> WHAT THE EXERCISE ASKS
Wherever the string "crématorium" appears, copy the whole line.
--- START ---
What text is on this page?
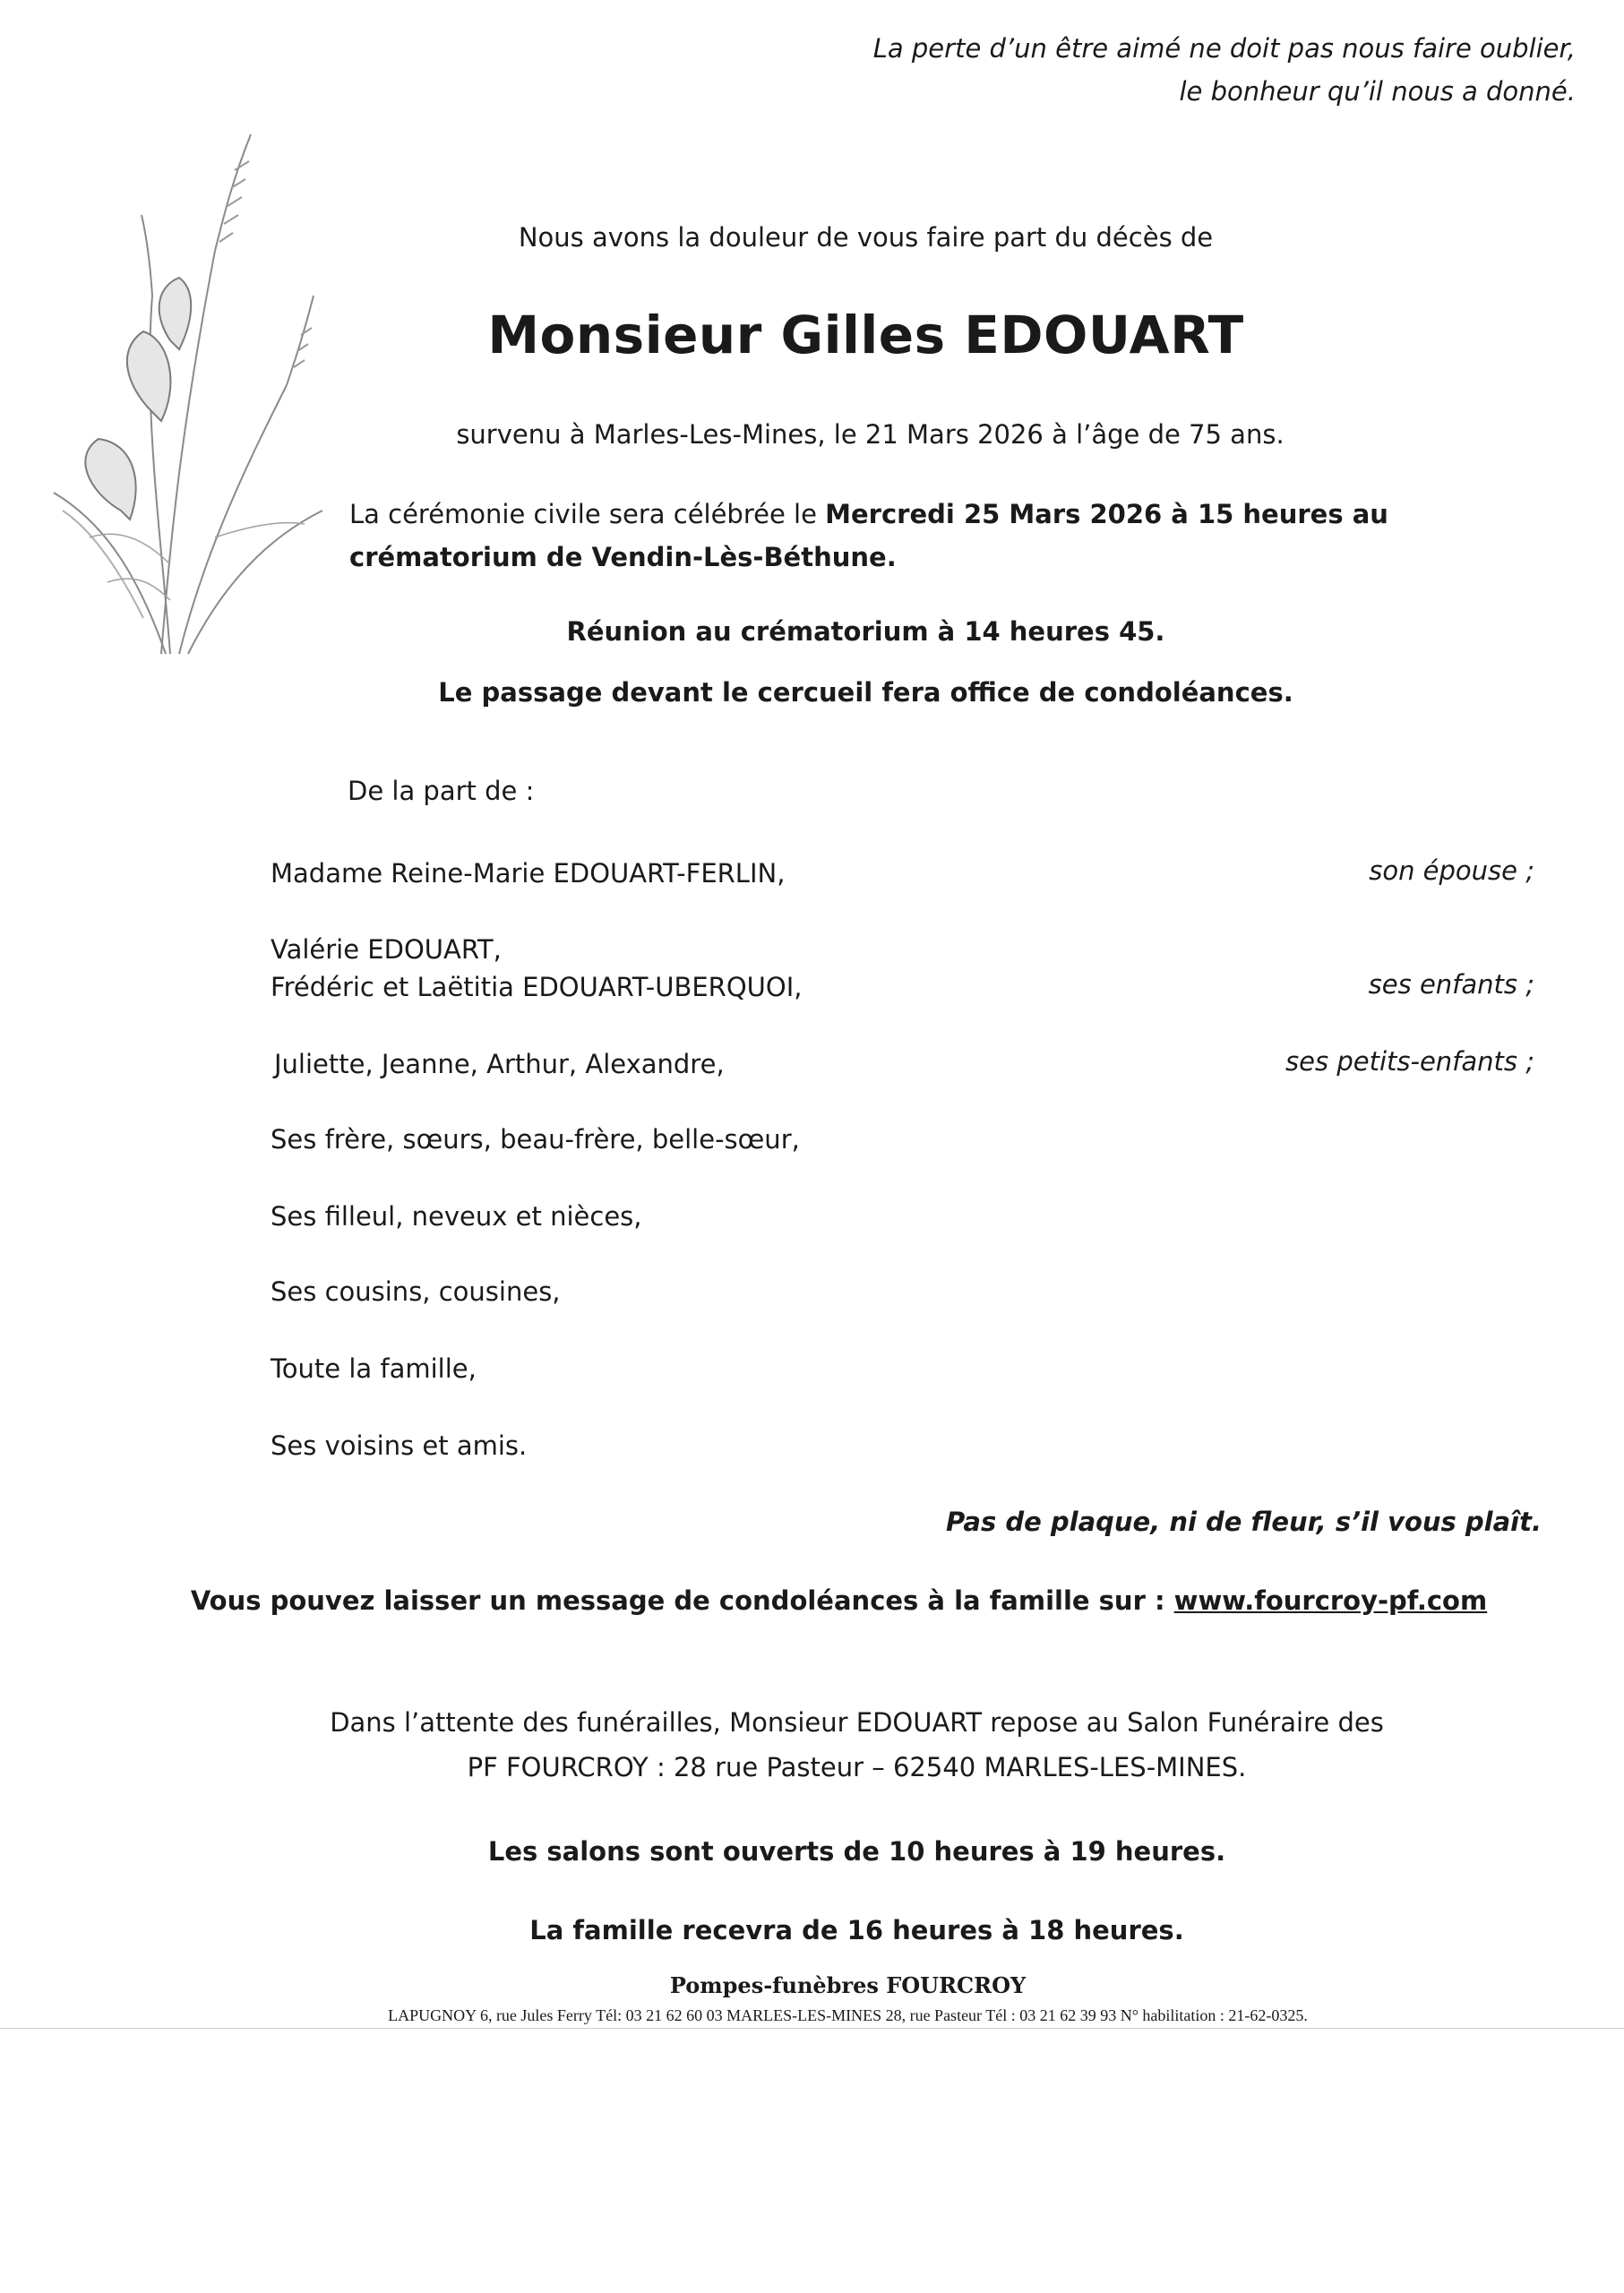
La perte d’un être aimé ne doit pas nous faire oublier,
le bonheur qu’il nous a donné.
Nous avons la douleur de vous faire part du décès de
Monsieur Gilles EDOUART
survenu à Marles-Les-Mines, le 21 Mars 2026 à l’âge de 75 ans.
La cérémonie civile sera célébrée le Mercredi 25 Mars 2026 à 15 heures au crématorium de Vendin-Lès-Béthune.
Réunion au crématorium à 14 heures 45.
Le passage devant le cercueil fera office de condoléances.
De la part de :
Madame Reine-Marie EDOUART-FERLIN,	son épouse ;
Valérie EDOUART,
Frédéric et Laëtitia EDOUART-UBERQUOI,	ses enfants ;
Juliette, Jeanne, Arthur, Alexandre,	ses petits-enfants ;
Ses frère, sœurs, beau-frère, belle-sœur,
Ses filleul, neveux et nièces,
Ses cousins, cousines,
Toute la famille,
Ses voisins et amis.
Pas de plaque, ni de fleur, s’il vous plaît.
Vous pouvez laisser un message de condoléances à la famille sur : www.fourcroy-pf.com
Dans l’attente des funérailles, Monsieur EDOUART repose au Salon Funéraire des
PF FOURCROY : 28 rue Pasteur – 62540 MARLES-LES-MINES.
Les salons sont ouverts de 10 heures à 19 heures.
La famille recevra de 16 heures à 18 heures.
Pompes-funèbres FOURCROY
LAPUGNOY 6, rue Jules Ferry Tél: 03 21 62 60 03 MARLES-LES-MINES 28, rue Pasteur Tél : 03 21 62 39 93 N° habilitation : 21-62-0325.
--- END ---
> WRITTEN SOLUTION
La cérémonie civile sera célébrée le Mercredi 25 Mars 2026 à 15 heures au crématorium de Vendin-Lès-Béthune.
Réunion au crématorium à 14 heures 45.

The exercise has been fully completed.